Dataset records -
────────────────

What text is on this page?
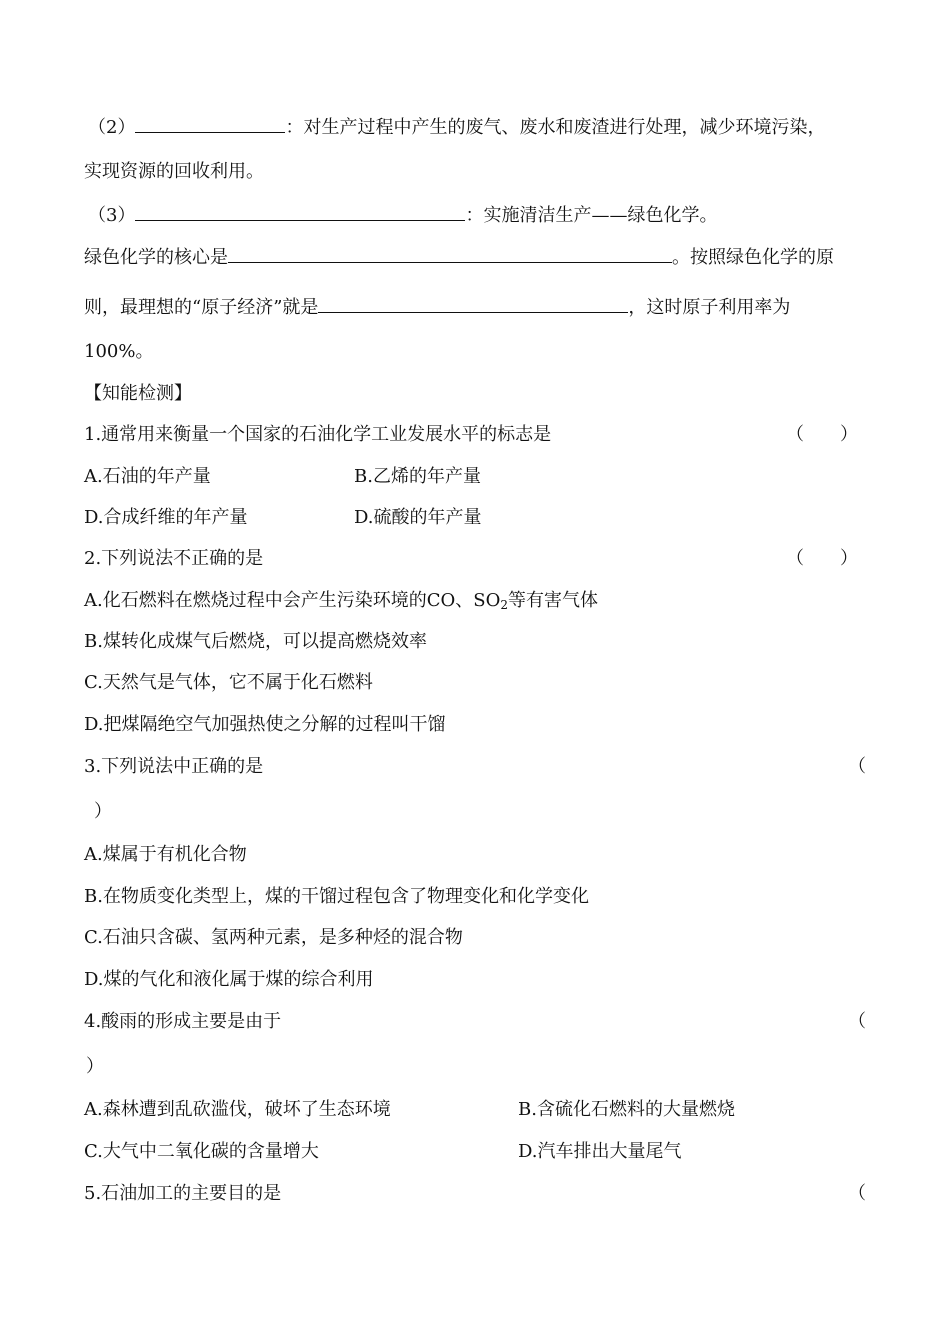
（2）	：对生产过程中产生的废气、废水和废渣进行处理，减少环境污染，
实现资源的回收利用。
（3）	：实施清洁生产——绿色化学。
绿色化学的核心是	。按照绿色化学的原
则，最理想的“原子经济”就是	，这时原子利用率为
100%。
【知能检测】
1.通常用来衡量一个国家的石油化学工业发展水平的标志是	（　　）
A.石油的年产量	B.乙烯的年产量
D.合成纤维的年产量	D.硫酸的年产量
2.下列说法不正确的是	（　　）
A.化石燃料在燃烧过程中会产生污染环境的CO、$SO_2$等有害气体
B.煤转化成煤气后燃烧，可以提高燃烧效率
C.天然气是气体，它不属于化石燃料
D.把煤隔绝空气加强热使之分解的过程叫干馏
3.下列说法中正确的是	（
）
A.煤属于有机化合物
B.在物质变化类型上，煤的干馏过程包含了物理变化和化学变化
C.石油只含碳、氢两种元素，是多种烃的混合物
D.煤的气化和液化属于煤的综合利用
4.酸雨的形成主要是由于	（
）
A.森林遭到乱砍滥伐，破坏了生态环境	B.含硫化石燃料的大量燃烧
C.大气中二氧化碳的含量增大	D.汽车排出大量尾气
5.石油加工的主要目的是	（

────────────────

Short task -
Skip the pictures and transcribe the rest of the records exactly.

Complete response -
What text is on this page?
（2）	：对生产过程中产生的废气、废水和废渣进行处理，减少环境污染，
实现资源的回收利用。
（3）	：实施清洁生产——绿色化学。
绿色化学的核心是	。按照绿色化学的原
则，最理想的“原子经济”就是	，这时原子利用率为
100%。
【知能检测】
1.通常用来衡量一个国家的石油化学工业发展水平的标志是	（　　）
A.石油的年产量	B.乙烯的年产量
D.合成纤维的年产量	D.硫酸的年产量
2.下列说法不正确的是	（　　）
A.化石燃料在燃烧过程中会产生污染环境的CO、$SO_2$等有害气体
B.煤转化成煤气后燃烧，可以提高燃烧效率
C.天然气是气体，它不属于化石燃料
D.把煤隔绝空气加强热使之分解的过程叫干馏
3.下列说法中正确的是	（
）
A.煤属于有机化合物
B.在物质变化类型上，煤的干馏过程包含了物理变化和化学变化
C.石油只含碳、氢两种元素，是多种烃的混合物
D.煤的气化和液化属于煤的综合利用
4.酸雨的形成主要是由于	（
）
A.森林遭到乱砍滥伐，破坏了生态环境	B.含硫化石燃料的大量燃烧
C.大气中二氧化碳的含量增大	D.汽车排出大量尾气
5.石油加工的主要目的是	（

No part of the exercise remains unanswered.